→ Problem:
Search the entries for the word "reacção" and pull out each line that has it.

→ Extracted entries:
******
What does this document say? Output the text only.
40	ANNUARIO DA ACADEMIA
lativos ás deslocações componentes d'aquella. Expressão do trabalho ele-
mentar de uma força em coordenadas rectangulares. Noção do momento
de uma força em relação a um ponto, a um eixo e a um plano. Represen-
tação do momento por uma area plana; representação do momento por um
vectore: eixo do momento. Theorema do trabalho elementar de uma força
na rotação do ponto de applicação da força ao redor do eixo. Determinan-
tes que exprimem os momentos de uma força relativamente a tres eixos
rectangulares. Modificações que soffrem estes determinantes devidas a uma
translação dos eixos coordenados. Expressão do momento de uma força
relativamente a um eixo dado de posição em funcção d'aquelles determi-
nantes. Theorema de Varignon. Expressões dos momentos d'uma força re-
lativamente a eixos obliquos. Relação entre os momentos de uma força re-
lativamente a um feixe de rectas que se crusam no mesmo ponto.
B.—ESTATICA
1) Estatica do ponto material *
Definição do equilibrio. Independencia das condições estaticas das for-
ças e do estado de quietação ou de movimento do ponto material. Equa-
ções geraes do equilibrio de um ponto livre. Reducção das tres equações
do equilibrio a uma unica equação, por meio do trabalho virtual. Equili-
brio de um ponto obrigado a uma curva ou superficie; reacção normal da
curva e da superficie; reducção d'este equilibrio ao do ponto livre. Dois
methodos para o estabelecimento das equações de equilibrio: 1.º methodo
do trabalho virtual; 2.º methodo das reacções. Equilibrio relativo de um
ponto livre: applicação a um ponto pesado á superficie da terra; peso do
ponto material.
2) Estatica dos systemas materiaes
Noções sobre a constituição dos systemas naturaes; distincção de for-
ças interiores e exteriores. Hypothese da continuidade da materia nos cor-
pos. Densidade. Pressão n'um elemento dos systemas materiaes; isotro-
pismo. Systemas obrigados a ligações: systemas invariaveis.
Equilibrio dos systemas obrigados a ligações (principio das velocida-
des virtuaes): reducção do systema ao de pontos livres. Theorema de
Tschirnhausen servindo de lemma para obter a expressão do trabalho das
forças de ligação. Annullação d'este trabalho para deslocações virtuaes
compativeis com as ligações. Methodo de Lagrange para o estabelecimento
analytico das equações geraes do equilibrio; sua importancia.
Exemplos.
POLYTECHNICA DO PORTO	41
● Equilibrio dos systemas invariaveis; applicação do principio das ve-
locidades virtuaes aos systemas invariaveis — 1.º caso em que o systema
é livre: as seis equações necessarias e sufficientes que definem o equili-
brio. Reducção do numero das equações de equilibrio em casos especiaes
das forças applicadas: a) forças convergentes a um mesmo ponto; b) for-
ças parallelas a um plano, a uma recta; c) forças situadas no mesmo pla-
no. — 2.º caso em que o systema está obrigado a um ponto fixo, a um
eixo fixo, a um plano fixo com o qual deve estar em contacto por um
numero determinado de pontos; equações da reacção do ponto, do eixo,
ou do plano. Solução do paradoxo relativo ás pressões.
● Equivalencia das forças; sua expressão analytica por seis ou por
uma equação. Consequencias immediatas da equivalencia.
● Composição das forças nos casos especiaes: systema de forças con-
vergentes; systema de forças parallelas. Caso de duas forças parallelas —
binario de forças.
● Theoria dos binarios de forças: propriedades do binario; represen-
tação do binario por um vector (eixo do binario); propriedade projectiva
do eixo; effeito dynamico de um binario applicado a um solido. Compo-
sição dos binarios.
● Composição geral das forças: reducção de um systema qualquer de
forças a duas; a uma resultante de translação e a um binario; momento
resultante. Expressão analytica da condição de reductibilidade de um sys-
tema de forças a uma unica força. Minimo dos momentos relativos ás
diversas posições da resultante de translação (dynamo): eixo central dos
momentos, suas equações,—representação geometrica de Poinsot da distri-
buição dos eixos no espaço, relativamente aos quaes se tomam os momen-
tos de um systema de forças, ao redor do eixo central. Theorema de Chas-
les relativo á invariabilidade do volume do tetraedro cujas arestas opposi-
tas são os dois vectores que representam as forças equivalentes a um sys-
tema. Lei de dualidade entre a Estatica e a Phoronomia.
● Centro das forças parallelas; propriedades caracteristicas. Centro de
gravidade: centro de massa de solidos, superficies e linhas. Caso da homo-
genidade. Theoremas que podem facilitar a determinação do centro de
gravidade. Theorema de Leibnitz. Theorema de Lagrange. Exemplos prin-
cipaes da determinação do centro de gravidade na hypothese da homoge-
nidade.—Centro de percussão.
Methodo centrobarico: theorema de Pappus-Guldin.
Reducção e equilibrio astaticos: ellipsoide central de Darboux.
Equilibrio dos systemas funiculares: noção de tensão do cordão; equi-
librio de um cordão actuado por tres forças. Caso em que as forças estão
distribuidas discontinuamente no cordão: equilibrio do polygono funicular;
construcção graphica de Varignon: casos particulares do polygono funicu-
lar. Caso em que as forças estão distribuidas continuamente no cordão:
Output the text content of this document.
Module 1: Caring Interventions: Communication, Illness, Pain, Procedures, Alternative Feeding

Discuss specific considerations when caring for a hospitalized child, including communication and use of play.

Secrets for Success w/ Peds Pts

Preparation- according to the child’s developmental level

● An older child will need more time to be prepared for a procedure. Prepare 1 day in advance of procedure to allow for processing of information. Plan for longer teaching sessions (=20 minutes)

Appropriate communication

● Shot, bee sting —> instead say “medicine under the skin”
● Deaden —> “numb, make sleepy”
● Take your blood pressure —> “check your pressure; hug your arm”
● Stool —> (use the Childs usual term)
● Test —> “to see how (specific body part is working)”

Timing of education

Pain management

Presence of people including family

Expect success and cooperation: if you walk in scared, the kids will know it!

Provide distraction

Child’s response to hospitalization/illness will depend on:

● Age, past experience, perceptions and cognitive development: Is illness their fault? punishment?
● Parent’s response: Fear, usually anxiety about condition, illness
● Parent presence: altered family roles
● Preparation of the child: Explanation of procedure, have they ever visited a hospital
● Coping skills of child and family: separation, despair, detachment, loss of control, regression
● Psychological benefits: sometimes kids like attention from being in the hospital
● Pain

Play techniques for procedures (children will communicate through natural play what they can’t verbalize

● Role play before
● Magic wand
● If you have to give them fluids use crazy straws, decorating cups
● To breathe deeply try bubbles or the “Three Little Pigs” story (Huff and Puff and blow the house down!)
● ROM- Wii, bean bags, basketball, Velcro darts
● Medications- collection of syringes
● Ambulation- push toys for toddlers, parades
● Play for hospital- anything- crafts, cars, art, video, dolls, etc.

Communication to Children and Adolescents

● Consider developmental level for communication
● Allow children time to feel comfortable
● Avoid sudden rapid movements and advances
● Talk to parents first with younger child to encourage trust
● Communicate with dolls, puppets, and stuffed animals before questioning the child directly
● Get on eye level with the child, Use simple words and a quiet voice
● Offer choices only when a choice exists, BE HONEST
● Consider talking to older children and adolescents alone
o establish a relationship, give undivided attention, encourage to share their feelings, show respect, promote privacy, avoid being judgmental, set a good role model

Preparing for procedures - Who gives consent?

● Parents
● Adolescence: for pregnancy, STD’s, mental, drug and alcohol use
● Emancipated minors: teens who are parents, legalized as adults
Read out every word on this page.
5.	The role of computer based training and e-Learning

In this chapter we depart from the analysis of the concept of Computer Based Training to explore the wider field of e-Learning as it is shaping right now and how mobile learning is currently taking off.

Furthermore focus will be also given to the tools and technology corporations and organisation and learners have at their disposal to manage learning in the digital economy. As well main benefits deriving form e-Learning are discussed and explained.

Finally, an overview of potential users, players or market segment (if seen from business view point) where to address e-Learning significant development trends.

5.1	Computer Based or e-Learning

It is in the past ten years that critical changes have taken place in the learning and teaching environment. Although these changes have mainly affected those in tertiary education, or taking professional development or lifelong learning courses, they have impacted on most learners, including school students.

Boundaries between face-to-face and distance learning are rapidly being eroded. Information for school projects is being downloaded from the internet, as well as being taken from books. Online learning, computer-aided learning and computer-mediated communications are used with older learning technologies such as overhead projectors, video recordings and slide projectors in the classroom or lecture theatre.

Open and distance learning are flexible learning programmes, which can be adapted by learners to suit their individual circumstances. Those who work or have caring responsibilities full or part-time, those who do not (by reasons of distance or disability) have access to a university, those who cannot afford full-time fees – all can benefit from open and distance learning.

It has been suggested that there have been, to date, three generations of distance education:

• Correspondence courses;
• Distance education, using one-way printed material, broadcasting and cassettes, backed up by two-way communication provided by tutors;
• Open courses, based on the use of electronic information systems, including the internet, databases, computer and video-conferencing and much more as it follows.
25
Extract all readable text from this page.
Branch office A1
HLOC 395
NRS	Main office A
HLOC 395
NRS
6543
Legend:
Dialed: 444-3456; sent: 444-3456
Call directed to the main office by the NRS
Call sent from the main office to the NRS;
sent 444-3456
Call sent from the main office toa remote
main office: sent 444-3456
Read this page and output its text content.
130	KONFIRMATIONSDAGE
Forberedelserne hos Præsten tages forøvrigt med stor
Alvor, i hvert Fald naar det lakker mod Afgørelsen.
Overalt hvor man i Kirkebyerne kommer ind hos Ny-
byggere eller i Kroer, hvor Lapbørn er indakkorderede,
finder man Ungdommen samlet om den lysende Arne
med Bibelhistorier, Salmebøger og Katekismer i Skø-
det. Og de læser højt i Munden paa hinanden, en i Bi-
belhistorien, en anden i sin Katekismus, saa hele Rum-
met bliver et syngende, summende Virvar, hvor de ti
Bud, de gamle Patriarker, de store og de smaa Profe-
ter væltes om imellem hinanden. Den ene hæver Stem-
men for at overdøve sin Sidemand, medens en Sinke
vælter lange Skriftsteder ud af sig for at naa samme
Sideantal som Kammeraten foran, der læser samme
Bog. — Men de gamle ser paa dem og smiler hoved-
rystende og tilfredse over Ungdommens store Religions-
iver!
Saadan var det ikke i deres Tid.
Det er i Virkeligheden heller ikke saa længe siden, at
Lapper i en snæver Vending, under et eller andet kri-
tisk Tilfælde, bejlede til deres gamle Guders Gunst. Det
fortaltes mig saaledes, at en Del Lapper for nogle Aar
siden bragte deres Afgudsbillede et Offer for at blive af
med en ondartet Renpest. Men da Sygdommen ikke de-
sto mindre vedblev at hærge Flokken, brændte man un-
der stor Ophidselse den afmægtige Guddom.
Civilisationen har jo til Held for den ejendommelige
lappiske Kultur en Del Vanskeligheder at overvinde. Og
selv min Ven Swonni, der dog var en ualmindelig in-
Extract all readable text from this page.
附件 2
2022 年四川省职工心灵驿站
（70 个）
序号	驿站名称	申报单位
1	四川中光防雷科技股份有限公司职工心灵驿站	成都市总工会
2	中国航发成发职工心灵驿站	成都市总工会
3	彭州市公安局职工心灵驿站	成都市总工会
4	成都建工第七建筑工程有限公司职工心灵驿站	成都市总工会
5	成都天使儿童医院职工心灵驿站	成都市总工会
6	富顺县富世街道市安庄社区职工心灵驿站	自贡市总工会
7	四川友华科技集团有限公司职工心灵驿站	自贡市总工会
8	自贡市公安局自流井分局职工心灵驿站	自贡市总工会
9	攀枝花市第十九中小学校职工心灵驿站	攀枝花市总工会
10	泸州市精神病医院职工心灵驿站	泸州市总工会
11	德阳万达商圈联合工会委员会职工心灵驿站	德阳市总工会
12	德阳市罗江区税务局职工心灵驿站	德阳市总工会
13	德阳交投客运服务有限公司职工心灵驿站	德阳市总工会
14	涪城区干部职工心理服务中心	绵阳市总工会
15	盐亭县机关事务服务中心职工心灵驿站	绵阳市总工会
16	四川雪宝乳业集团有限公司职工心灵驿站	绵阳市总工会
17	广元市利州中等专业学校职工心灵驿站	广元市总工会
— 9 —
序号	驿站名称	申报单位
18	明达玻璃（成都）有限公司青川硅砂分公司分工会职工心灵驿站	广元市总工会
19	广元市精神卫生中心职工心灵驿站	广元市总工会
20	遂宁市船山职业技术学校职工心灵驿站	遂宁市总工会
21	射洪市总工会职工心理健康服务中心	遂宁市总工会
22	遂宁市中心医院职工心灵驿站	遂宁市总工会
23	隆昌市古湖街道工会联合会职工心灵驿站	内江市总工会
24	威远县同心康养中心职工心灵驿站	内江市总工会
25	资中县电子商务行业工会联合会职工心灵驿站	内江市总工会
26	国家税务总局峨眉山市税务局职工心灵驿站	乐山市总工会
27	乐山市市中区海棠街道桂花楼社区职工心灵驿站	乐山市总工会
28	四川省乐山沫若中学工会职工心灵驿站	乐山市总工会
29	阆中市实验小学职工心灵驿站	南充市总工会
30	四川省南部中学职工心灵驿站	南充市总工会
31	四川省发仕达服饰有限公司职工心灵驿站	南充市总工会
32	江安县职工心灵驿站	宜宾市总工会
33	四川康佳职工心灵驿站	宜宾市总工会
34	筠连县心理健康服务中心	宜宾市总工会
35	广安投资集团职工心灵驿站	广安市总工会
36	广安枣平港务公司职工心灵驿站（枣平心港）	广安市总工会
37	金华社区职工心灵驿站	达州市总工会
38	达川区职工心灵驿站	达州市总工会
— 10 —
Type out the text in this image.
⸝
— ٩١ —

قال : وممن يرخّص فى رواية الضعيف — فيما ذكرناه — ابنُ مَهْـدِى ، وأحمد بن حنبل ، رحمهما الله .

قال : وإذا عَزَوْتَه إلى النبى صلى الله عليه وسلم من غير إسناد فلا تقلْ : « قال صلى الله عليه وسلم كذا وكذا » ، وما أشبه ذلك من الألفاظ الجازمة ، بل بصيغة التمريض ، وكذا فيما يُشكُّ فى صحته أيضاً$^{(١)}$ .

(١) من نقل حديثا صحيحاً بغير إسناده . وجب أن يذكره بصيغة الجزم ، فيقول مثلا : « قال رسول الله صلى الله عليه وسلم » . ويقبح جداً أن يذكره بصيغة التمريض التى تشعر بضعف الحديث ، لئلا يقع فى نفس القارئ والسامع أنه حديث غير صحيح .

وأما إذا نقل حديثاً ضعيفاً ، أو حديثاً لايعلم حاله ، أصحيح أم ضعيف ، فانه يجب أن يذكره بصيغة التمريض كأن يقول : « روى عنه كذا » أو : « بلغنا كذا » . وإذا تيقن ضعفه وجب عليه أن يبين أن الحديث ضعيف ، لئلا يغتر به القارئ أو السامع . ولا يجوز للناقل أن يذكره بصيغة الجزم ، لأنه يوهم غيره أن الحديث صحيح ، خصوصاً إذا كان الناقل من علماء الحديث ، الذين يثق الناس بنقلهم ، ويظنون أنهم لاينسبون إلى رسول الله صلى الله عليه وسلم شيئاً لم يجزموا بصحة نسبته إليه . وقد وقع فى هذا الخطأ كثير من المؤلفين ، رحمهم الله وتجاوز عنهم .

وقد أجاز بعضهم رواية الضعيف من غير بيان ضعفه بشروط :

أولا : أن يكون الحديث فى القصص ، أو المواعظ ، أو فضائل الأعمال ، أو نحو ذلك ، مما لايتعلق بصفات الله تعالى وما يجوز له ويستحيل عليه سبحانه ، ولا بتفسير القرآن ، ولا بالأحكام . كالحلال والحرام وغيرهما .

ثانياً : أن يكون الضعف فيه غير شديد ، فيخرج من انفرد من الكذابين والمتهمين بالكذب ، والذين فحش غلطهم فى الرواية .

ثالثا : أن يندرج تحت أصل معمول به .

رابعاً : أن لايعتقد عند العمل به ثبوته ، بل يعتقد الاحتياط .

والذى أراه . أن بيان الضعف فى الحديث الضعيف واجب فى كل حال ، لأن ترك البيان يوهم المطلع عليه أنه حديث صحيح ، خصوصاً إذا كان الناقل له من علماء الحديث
******
→ Full response:
brio de um ponto obrigado a uma curva ou superficie; reacção normal da
numero determinado de pontos; equações da reacção do ponto, do eixo,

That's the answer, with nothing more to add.